AIM OF THE TASK: Every record that follows must be duplicated exactly, with images left out.

DATA PROVIDED:
........
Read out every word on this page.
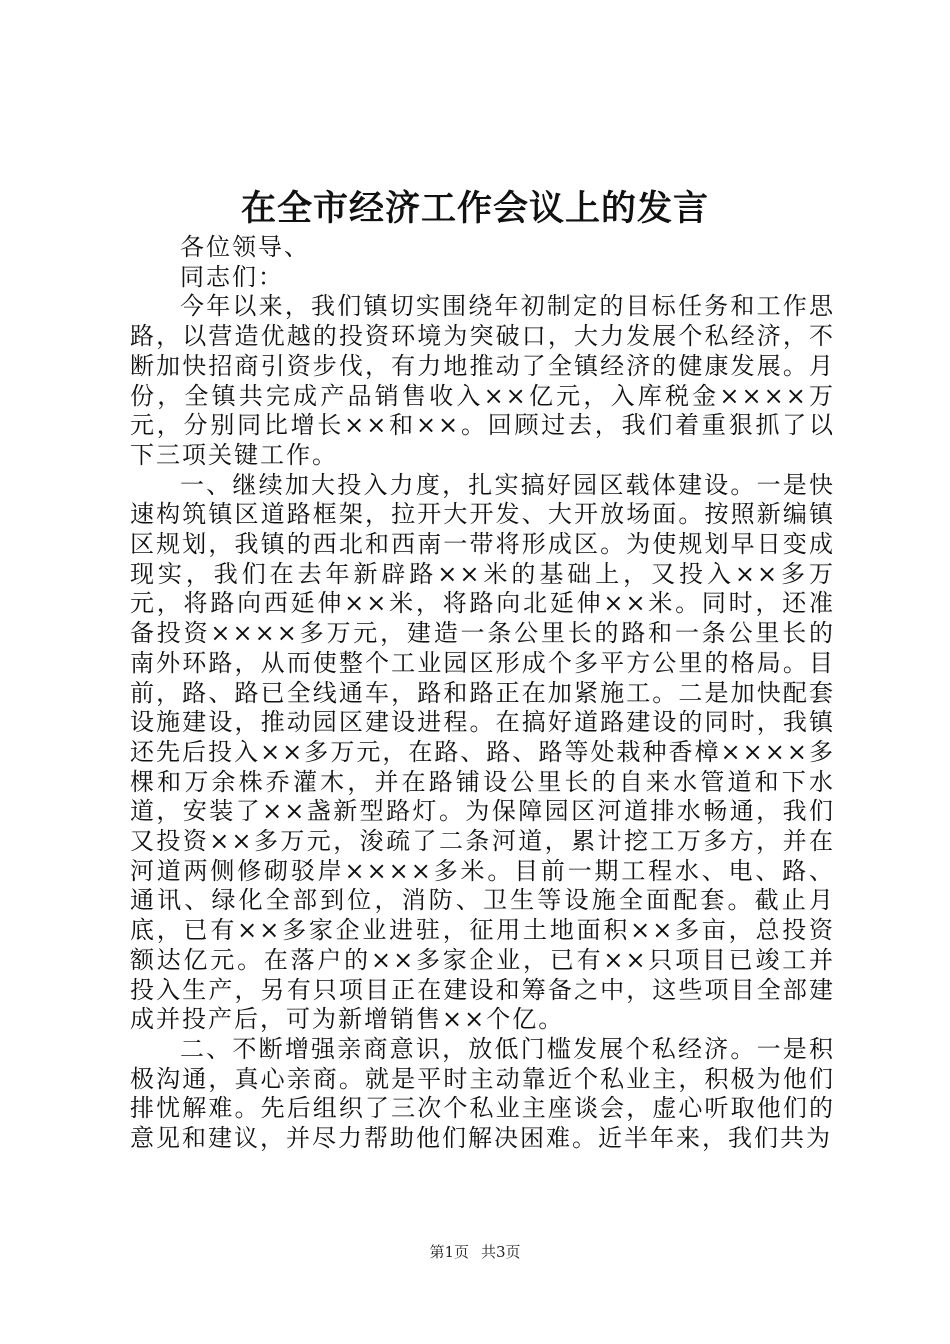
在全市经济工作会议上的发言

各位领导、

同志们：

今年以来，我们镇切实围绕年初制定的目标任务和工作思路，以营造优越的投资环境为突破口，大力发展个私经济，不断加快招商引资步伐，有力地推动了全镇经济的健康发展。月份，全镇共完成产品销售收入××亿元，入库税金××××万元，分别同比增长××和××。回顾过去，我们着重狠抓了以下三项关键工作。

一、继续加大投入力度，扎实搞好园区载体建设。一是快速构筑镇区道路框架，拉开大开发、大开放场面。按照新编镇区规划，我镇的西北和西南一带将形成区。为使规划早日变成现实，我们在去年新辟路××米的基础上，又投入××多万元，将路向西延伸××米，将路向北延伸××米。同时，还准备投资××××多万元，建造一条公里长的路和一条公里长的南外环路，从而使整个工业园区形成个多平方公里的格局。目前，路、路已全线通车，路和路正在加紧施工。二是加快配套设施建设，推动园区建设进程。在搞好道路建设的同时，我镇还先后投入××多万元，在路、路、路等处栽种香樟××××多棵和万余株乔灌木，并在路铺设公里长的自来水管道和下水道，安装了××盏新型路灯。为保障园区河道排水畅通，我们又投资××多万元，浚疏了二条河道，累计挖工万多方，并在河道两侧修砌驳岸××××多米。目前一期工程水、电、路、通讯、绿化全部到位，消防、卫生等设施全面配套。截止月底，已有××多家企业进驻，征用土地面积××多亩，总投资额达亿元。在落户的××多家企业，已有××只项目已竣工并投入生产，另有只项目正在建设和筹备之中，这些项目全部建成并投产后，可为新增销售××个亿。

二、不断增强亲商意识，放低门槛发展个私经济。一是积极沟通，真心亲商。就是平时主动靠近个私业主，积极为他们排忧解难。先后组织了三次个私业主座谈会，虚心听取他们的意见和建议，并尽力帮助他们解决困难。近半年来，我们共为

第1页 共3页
........
OUTPUT OF THE TASK:
Read out every word on this page.
在全市经济工作会议上的发言

各位领导、

同志们：

今年以来，我们镇切实围绕年初制定的目标任务和工作思路，以营造优越的投资环境为突破口，大力发展个私经济，不断加快招商引资步伐，有力地推动了全镇经济的健康发展。月份，全镇共完成产品销售收入××亿元，入库税金××××万元，分别同比增长××和××。回顾过去，我们着重狠抓了以下三项关键工作。

一、继续加大投入力度，扎实搞好园区载体建设。一是快速构筑镇区道路框架，拉开大开发、大开放场面。按照新编镇区规划，我镇的西北和西南一带将形成区。为使规划早日变成现实，我们在去年新辟路××米的基础上，又投入××多万元，将路向西延伸××米，将路向北延伸××米。同时，还准备投资××××多万元，建造一条公里长的路和一条公里长的南外环路，从而使整个工业园区形成个多平方公里的格局。目前，路、路已全线通车，路和路正在加紧施工。二是加快配套设施建设，推动园区建设进程。在搞好道路建设的同时，我镇还先后投入××多万元，在路、路、路等处栽种香樟××××多棵和万余株乔灌木，并在路铺设公里长的自来水管道和下水道，安装了××盏新型路灯。为保障园区河道排水畅通，我们又投资××多万元，浚疏了二条河道，累计挖工万多方，并在河道两侧修砌驳岸××××多米。目前一期工程水、电、路、通讯、绿化全部到位，消防、卫生等设施全面配套。截止月底，已有××多家企业进驻，征用土地面积××多亩，总投资额达亿元。在落户的××多家企业，已有××只项目已竣工并投入生产，另有只项目正在建设和筹备之中，这些项目全部建成并投产后，可为新增销售××个亿。

二、不断增强亲商意识，放低门槛发展个私经济。一是积极沟通，真心亲商。就是平时主动靠近个私业主，积极为他们排忧解难。先后组织了三次个私业主座谈会，虚心听取他们的意见和建议，并尽力帮助他们解决困难。近半年来，我们共为

第1页 共3页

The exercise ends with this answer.